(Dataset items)
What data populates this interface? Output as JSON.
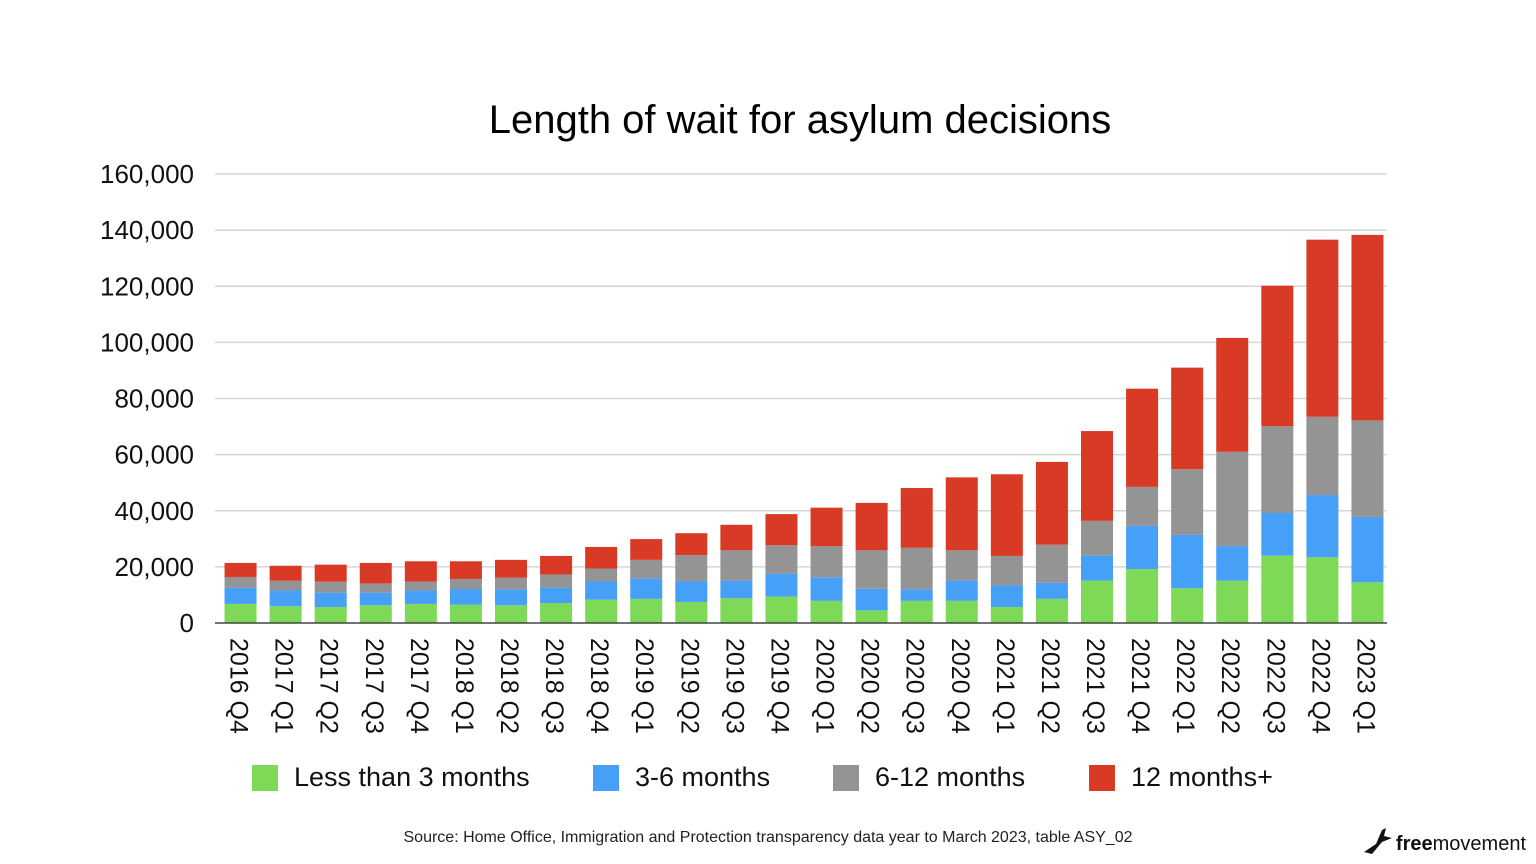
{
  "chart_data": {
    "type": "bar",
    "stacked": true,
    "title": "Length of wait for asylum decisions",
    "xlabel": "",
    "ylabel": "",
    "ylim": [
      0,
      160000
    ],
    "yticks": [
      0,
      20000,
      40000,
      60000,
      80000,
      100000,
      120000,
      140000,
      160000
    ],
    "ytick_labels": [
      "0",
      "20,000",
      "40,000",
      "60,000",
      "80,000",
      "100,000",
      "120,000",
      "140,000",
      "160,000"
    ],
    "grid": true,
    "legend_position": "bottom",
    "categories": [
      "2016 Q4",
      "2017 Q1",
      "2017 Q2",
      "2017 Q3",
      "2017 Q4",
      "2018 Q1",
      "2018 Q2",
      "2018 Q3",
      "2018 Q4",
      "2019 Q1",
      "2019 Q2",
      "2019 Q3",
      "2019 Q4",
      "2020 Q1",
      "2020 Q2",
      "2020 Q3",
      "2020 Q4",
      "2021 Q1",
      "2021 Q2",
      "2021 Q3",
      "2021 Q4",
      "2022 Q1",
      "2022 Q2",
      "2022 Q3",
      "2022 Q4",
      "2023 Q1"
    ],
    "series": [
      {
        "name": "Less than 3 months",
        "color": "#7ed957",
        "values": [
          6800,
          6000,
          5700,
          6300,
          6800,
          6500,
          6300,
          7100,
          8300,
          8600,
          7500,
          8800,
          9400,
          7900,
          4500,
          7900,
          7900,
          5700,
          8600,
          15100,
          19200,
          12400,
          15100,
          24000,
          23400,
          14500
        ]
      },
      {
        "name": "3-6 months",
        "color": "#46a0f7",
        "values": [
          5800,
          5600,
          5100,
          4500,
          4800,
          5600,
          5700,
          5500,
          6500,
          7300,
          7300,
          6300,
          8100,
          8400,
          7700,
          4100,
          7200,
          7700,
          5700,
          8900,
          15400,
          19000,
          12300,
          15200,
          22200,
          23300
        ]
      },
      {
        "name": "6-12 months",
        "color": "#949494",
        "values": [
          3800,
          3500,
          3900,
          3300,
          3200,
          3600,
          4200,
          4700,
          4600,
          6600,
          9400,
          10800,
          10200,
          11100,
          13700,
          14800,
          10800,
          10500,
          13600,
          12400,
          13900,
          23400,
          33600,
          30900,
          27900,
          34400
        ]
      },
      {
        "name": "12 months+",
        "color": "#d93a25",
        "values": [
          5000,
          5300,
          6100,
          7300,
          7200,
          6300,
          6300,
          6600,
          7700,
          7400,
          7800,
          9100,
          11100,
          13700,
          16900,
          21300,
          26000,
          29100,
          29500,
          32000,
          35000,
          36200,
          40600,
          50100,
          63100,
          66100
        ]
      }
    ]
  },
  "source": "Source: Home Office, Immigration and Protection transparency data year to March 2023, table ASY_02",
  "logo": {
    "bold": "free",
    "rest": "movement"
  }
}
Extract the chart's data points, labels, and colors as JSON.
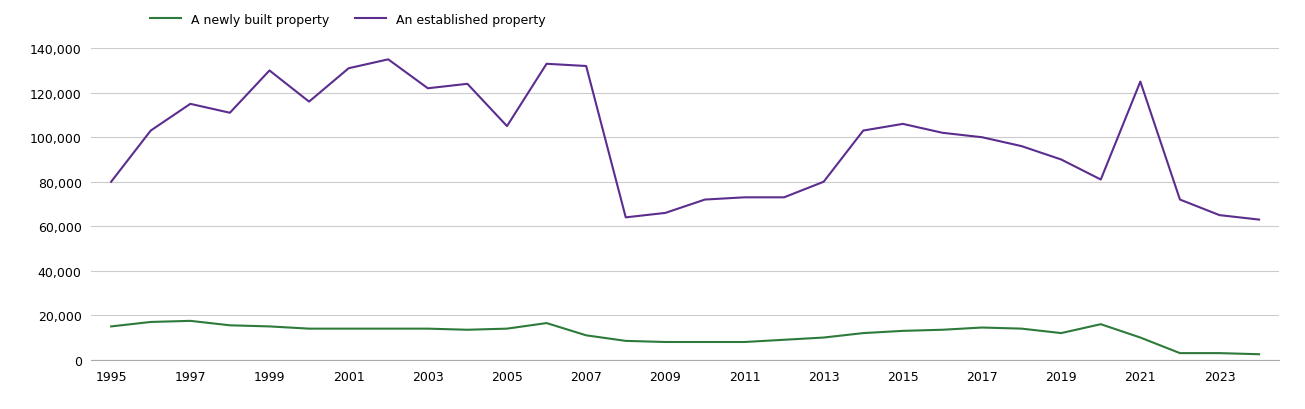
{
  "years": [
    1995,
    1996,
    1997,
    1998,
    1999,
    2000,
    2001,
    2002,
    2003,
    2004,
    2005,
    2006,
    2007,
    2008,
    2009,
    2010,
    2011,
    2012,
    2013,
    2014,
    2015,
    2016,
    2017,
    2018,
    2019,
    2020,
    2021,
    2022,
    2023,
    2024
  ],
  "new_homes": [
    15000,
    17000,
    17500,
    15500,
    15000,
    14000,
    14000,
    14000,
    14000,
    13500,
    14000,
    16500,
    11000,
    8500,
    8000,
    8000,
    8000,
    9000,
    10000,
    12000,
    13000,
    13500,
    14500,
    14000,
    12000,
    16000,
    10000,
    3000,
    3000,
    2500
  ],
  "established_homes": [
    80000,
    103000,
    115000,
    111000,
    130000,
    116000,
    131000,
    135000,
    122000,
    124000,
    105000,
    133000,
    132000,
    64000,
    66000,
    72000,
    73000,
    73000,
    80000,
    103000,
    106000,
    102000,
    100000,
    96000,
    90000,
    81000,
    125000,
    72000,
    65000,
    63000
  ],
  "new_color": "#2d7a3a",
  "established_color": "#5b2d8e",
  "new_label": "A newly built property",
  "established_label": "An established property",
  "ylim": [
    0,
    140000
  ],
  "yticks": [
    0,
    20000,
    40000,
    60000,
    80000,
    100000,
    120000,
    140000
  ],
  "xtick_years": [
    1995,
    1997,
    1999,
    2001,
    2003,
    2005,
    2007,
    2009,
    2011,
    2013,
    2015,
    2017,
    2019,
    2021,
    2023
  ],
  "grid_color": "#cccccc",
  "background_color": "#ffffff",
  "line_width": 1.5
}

#### EXERCISE GOAL
Starting at the line that contains "Extract the chart's", extract each line through the last line of the material exactly as written, and include no pictures.

#### EXPECTED ANSWER
Extract the chart's data points, labels, and colors as JSON.
{
  "years": [
    1995,
    1996,
    1997,
    1998,
    1999,
    2000,
    2001,
    2002,
    2003,
    2004,
    2005,
    2006,
    2007,
    2008,
    2009,
    2010,
    2011,
    2012,
    2013,
    2014,
    2015,
    2016,
    2017,
    2018,
    2019,
    2020,
    2021,
    2022,
    2023,
    2024
  ],
  "new_homes": [
    15000,
    17000,
    17500,
    15500,
    15000,
    14000,
    14000,
    14000,
    14000,
    13500,
    14000,
    16500,
    11000,
    8500,
    8000,
    8000,
    8000,
    9000,
    10000,
    12000,
    13000,
    13500,
    14500,
    14000,
    12000,
    16000,
    10000,
    3000,
    3000,
    2500
  ],
  "established_homes": [
    80000,
    103000,
    115000,
    111000,
    130000,
    116000,
    131000,
    135000,
    122000,
    124000,
    105000,
    133000,
    132000,
    64000,
    66000,
    72000,
    73000,
    73000,
    80000,
    103000,
    106000,
    102000,
    100000,
    96000,
    90000,
    81000,
    125000,
    72000,
    65000,
    63000
  ],
  "new_color": "#2d7a3a",
  "established_color": "#5b2d8e",
  "new_label": "A newly built property",
  "established_label": "An established property",
  "ylim": [
    0,
    140000
  ],
  "yticks": [
    0,
    20000,
    40000,
    60000,
    80000,
    100000,
    120000,
    140000
  ],
  "xtick_years": [
    1995,
    1997,
    1999,
    2001,
    2003,
    2005,
    2007,
    2009,
    2011,
    2013,
    2015,
    2017,
    2019,
    2021,
    2023
  ],
  "grid_color": "#cccccc",
  "background_color": "#ffffff",
  "line_width": 1.5
}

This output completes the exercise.